## What is required
Each line that holds the word "Envasadas" counts once; give the total number of such lines and nothing else.

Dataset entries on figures
══════════

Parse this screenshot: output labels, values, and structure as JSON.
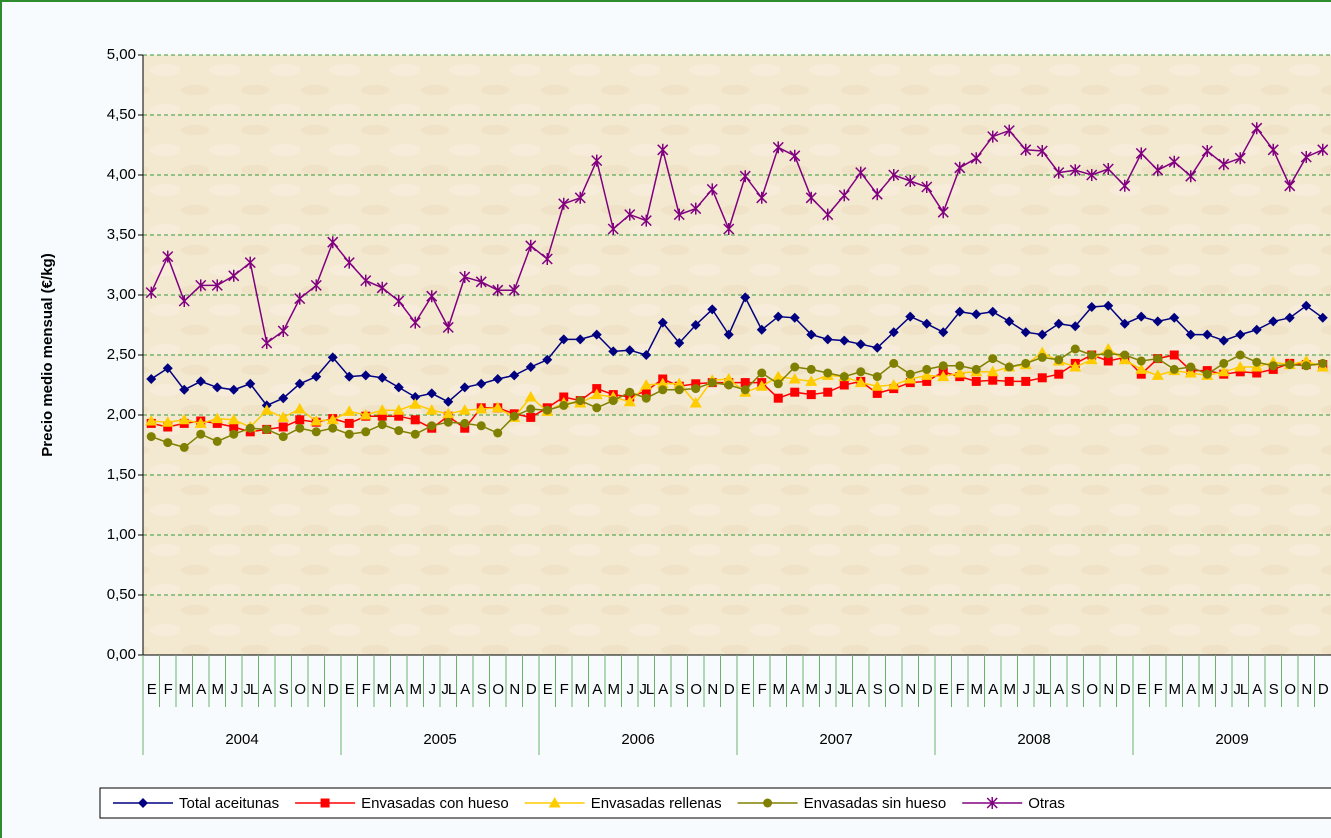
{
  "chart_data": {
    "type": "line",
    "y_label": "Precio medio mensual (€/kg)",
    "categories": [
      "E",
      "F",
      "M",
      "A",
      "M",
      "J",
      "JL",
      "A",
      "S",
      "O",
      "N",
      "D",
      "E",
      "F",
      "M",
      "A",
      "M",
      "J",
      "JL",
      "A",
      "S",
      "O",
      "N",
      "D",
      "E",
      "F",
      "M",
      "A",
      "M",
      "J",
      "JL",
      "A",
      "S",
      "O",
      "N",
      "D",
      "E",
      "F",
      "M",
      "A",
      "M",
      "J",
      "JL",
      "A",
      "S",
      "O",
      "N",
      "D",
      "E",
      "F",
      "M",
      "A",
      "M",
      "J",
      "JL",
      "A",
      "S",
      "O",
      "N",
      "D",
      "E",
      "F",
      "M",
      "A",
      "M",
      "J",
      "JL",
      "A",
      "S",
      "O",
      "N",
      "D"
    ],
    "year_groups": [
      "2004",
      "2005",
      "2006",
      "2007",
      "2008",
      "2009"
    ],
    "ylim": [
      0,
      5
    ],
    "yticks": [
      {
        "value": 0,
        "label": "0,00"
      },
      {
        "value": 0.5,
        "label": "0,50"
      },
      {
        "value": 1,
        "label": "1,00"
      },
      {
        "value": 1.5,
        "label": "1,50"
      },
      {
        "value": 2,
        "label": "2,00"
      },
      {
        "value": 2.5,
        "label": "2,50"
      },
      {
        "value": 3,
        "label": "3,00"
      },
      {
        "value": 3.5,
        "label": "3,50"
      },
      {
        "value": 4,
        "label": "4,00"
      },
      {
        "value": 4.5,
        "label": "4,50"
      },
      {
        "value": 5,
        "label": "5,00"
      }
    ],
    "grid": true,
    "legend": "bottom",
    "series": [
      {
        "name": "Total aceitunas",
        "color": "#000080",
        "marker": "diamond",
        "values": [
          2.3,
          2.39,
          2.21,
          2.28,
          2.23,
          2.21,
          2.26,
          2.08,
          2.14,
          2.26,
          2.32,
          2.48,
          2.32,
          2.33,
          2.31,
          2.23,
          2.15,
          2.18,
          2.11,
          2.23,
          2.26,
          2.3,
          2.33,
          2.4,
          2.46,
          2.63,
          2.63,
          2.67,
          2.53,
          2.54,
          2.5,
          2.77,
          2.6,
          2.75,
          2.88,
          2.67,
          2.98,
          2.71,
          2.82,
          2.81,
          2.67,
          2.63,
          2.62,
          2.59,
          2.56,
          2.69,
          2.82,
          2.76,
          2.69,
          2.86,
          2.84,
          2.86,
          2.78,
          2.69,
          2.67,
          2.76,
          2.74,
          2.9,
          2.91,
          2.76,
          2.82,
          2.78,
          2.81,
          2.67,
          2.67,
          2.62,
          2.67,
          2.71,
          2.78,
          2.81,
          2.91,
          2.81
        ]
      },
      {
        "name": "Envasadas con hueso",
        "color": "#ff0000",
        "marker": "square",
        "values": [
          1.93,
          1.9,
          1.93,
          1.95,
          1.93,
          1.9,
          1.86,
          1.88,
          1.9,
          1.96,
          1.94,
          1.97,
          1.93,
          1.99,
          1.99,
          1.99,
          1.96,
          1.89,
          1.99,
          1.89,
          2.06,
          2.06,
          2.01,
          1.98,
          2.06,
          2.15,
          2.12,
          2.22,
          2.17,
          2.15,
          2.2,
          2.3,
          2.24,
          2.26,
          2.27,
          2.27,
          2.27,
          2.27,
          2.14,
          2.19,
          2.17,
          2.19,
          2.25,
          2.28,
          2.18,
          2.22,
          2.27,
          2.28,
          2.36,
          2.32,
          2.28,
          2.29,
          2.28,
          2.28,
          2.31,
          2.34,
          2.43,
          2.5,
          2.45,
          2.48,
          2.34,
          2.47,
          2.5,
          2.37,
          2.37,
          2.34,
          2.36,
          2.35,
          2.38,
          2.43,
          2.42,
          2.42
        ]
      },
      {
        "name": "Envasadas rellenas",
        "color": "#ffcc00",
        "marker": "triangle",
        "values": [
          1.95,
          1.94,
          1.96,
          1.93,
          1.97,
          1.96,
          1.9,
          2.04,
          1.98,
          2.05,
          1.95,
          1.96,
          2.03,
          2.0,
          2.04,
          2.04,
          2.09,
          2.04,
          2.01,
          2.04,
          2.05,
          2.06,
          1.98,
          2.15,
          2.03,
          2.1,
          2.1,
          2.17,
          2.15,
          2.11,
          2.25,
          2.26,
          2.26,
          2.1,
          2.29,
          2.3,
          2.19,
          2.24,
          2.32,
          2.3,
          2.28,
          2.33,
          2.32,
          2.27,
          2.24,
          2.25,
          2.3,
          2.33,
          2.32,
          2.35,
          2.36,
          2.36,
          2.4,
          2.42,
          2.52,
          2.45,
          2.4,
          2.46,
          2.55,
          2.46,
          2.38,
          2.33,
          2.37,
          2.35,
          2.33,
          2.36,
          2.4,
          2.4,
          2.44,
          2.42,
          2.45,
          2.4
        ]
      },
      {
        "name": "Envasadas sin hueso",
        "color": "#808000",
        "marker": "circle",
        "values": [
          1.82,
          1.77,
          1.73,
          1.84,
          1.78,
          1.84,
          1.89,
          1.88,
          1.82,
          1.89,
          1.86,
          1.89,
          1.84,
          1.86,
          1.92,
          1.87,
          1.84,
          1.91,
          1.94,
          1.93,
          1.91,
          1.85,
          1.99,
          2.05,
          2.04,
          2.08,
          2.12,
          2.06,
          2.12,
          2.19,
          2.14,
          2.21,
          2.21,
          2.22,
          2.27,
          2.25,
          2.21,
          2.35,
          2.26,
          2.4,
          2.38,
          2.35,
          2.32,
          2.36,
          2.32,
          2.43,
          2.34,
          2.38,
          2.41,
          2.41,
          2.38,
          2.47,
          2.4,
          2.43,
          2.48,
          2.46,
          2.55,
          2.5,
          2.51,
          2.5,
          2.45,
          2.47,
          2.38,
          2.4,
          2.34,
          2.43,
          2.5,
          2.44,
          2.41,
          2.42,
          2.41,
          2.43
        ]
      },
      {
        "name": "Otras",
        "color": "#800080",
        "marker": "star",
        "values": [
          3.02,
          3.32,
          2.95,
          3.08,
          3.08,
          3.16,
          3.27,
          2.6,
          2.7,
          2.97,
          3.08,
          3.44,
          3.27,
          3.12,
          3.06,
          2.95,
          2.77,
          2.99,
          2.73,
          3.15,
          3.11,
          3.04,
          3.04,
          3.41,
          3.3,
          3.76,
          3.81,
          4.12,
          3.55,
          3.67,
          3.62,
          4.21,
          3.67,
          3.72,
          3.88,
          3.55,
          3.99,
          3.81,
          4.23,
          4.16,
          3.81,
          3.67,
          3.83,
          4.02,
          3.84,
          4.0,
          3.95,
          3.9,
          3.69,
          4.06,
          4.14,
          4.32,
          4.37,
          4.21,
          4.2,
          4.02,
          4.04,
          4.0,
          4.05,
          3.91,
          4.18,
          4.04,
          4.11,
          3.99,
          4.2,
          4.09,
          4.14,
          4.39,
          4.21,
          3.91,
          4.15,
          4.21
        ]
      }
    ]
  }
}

══════════

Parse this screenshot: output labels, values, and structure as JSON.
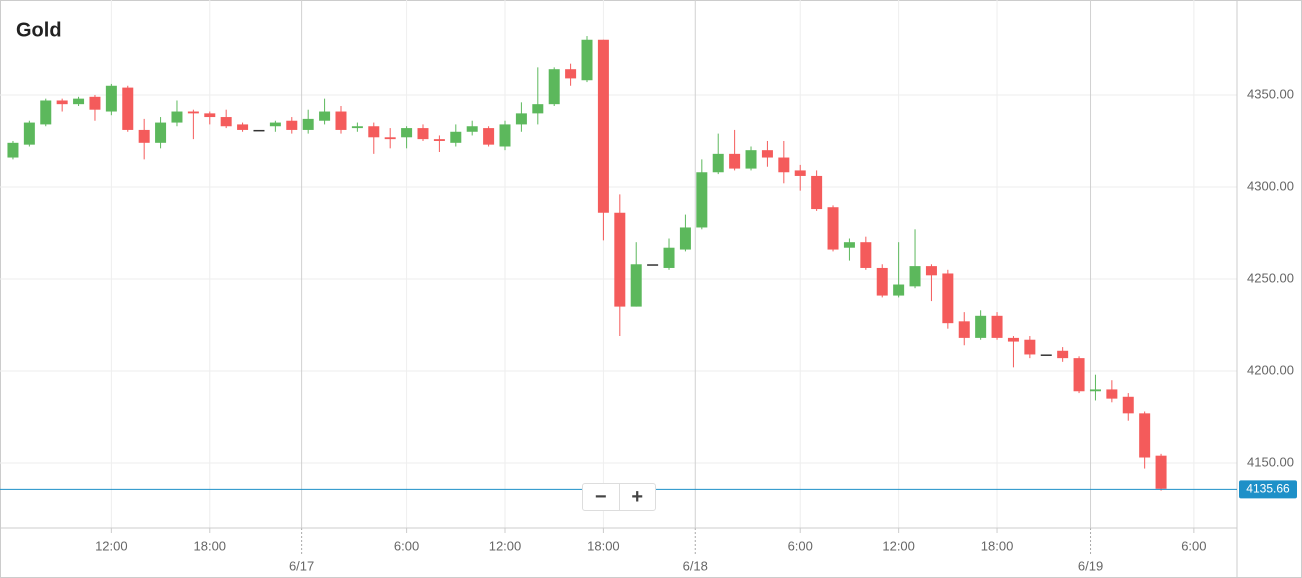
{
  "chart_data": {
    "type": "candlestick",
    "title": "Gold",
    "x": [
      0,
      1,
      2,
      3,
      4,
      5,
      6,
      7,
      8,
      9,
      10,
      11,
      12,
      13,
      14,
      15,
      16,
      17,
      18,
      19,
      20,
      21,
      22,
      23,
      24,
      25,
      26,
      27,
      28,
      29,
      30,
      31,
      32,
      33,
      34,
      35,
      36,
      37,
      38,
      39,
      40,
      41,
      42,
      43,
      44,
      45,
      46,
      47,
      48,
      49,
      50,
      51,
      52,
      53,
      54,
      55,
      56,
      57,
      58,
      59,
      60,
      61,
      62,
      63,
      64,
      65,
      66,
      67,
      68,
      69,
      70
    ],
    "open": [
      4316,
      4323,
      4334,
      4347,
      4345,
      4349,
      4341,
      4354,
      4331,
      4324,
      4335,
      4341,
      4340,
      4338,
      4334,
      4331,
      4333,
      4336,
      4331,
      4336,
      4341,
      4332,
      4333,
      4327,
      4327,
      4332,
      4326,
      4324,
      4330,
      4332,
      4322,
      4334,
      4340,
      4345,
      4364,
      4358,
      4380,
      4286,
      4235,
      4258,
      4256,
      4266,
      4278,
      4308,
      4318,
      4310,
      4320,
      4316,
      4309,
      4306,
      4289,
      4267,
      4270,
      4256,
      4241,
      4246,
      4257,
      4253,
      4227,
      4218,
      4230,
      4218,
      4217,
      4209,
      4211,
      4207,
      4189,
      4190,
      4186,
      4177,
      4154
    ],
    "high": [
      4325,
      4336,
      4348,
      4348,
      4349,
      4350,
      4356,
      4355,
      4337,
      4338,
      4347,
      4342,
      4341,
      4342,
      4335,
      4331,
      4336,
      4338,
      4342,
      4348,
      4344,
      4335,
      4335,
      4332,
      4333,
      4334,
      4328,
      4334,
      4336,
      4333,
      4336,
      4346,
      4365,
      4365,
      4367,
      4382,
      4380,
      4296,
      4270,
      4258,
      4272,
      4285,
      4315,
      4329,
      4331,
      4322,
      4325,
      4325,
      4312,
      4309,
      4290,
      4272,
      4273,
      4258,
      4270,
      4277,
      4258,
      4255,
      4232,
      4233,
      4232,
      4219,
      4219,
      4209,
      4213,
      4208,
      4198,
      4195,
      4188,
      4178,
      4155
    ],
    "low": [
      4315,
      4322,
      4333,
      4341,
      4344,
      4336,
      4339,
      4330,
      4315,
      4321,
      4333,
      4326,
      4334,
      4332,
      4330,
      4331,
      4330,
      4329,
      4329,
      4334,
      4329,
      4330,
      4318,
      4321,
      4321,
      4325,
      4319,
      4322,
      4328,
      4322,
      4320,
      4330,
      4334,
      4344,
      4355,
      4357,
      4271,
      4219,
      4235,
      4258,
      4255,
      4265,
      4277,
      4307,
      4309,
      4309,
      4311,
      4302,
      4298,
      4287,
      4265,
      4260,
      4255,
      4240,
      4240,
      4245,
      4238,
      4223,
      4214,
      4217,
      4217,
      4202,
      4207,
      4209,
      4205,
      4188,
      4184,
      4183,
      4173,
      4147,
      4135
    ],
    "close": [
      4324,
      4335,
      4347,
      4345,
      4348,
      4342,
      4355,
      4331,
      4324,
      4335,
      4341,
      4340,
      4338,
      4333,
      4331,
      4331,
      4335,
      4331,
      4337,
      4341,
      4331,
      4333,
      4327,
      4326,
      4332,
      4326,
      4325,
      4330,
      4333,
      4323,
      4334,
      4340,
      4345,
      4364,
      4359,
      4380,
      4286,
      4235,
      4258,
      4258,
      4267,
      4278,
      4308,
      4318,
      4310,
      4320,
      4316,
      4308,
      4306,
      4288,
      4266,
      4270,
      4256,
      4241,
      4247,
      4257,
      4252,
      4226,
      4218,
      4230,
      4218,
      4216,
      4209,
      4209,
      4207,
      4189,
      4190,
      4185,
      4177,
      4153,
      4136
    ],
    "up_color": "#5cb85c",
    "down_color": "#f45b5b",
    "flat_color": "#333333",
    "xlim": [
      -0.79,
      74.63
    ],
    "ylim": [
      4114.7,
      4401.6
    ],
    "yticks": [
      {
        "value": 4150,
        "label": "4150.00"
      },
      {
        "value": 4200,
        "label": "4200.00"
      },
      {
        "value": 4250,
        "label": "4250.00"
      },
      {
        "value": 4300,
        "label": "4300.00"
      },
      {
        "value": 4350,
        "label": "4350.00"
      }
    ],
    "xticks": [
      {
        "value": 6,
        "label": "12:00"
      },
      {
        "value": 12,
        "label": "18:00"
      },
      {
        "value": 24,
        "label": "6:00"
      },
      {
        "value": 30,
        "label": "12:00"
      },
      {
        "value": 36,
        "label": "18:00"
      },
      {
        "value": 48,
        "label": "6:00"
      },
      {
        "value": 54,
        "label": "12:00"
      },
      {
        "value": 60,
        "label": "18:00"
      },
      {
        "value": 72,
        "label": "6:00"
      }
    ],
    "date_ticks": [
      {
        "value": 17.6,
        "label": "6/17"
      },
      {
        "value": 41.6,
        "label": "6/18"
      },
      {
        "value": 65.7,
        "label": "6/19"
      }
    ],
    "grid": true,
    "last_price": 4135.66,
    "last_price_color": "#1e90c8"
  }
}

══════════

## Output of the exercise
3